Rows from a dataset

= = = = =

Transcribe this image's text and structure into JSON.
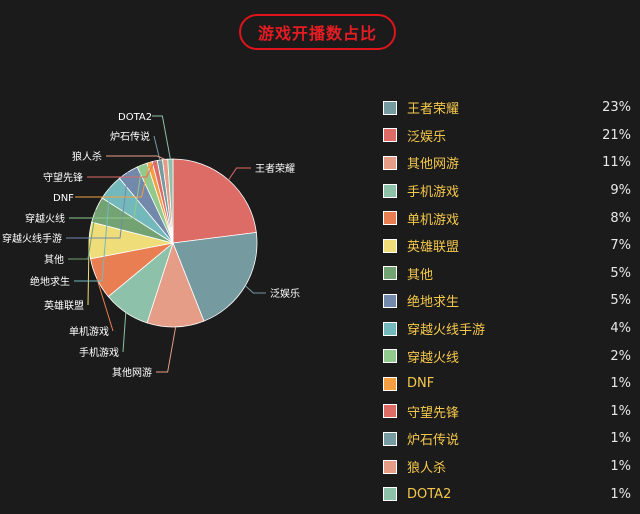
{
  "header": {
    "title": "游戏开播数占比"
  },
  "colors": {
    "background": "#1b1b1b",
    "title_red": "#e51c23",
    "legend_text": "#f5c84c",
    "value_text": "#e8e8e8"
  },
  "chart_data": {
    "type": "pie",
    "title": "游戏开播数占比",
    "legend_placement": "right",
    "slices": [
      {
        "name": "王者荣耀",
        "value": 23,
        "display": "23%",
        "color": "#dd6b66"
      },
      {
        "name": "泛娱乐",
        "value": 21,
        "display": "21%",
        "color": "#759aa0"
      },
      {
        "name": "其他网游",
        "value": 11,
        "display": "11%",
        "color": "#e69d87"
      },
      {
        "name": "手机游戏",
        "value": 9,
        "display": "9%",
        "color": "#8dc1a9"
      },
      {
        "name": "单机游戏",
        "value": 8,
        "display": "8%",
        "color": "#ea7e53"
      },
      {
        "name": "英雄联盟",
        "value": 7,
        "display": "7%",
        "color": "#eedd78"
      },
      {
        "name": "其他",
        "value": 5,
        "display": "5%",
        "color": "#73a373"
      },
      {
        "name": "绝地求生",
        "value": 5,
        "display": "5%",
        "color": "#73b9bc"
      },
      {
        "name": "穿越火线手游",
        "value": 4,
        "display": "4%",
        "color": "#7289ab"
      },
      {
        "name": "穿越火线",
        "value": 2,
        "display": "2%",
        "color": "#91ca8c"
      },
      {
        "name": "DNF",
        "value": 1,
        "display": "1%",
        "color": "#f49f42"
      },
      {
        "name": "守望先锋",
        "value": 1,
        "display": "1%",
        "color": "#dd6b66"
      },
      {
        "name": "炉石传说",
        "value": 1,
        "display": "1%",
        "color": "#759aa0"
      },
      {
        "name": "狼人杀",
        "value": 1,
        "display": "1%",
        "color": "#e69d87"
      },
      {
        "name": "DOTA2",
        "value": 1,
        "display": "1%",
        "color": "#8dc1a9"
      }
    ],
    "legend": [
      {
        "name": "王者荣耀",
        "display": "23%",
        "color": "#759aa0"
      },
      {
        "name": "泛娱乐",
        "display": "21%",
        "color": "#dd6b66"
      },
      {
        "name": "其他网游",
        "display": "11%",
        "color": "#e69d87"
      },
      {
        "name": "手机游戏",
        "display": "9%",
        "color": "#8dc1a9"
      },
      {
        "name": "单机游戏",
        "display": "8%",
        "color": "#ea7e53"
      },
      {
        "name": "英雄联盟",
        "display": "7%",
        "color": "#eedd78"
      },
      {
        "name": "其他",
        "display": "5%",
        "color": "#73a373"
      },
      {
        "name": "绝地求生",
        "display": "5%",
        "color": "#7289ab"
      },
      {
        "name": "穿越火线手游",
        "display": "4%",
        "color": "#73b9bc"
      },
      {
        "name": "穿越火线",
        "display": "2%",
        "color": "#91ca8c"
      },
      {
        "name": "DNF",
        "display": "1%",
        "color": "#f49f42"
      },
      {
        "name": "守望先锋",
        "display": "1%",
        "color": "#dd6b66"
      },
      {
        "name": "炉石传说",
        "display": "1%",
        "color": "#759aa0"
      },
      {
        "name": "狼人杀",
        "display": "1%",
        "color": "#e69d87"
      },
      {
        "name": "DOTA2",
        "display": "1%",
        "color": "#8dc1a9"
      }
    ]
  }
}
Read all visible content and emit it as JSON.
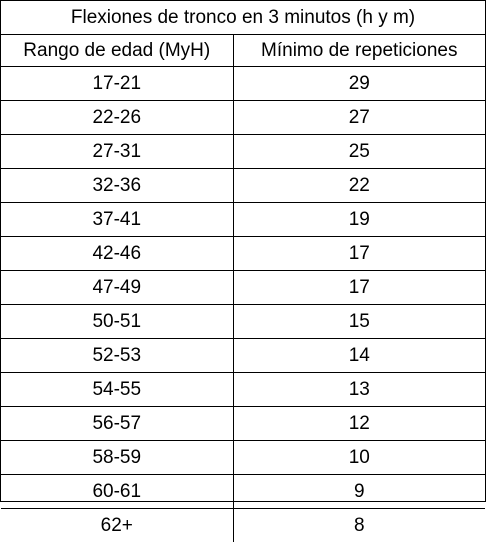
{
  "table": {
    "title": "Flexiones de tronco en 3 minutos (h y m)",
    "headers": [
      "Rango de edad (MyH)",
      "Mínimo de repeticiones"
    ],
    "rows": [
      [
        "17-21",
        "29"
      ],
      [
        "22-26",
        "27"
      ],
      [
        "27-31",
        "25"
      ],
      [
        "32-36",
        "22"
      ],
      [
        "37-41",
        "19"
      ],
      [
        "42-46",
        "17"
      ],
      [
        "47-49",
        "17"
      ],
      [
        "50-51",
        "15"
      ],
      [
        "52-53",
        "14"
      ],
      [
        "54-55",
        "13"
      ],
      [
        "56-57",
        "12"
      ],
      [
        "58-59",
        "10"
      ],
      [
        "60-61",
        "9"
      ],
      [
        "62+",
        "8"
      ]
    ]
  }
}
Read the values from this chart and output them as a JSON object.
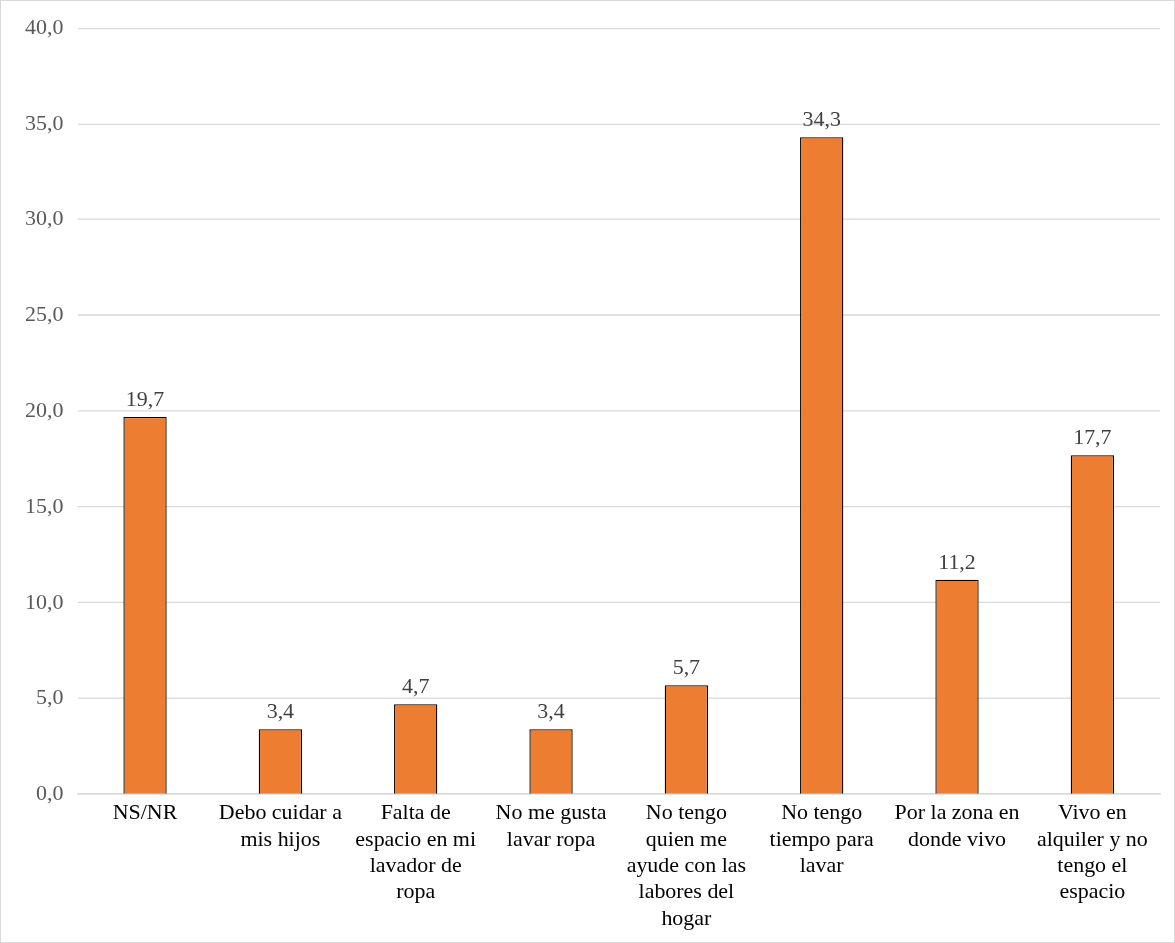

= = = = =

■ TO DO:
Go through the entries above and copy every line containing "Read".

■ TASK SOLUTION:
Read all visible content and emit it as JSON.
Read the values from this chart and output them as a JSON object.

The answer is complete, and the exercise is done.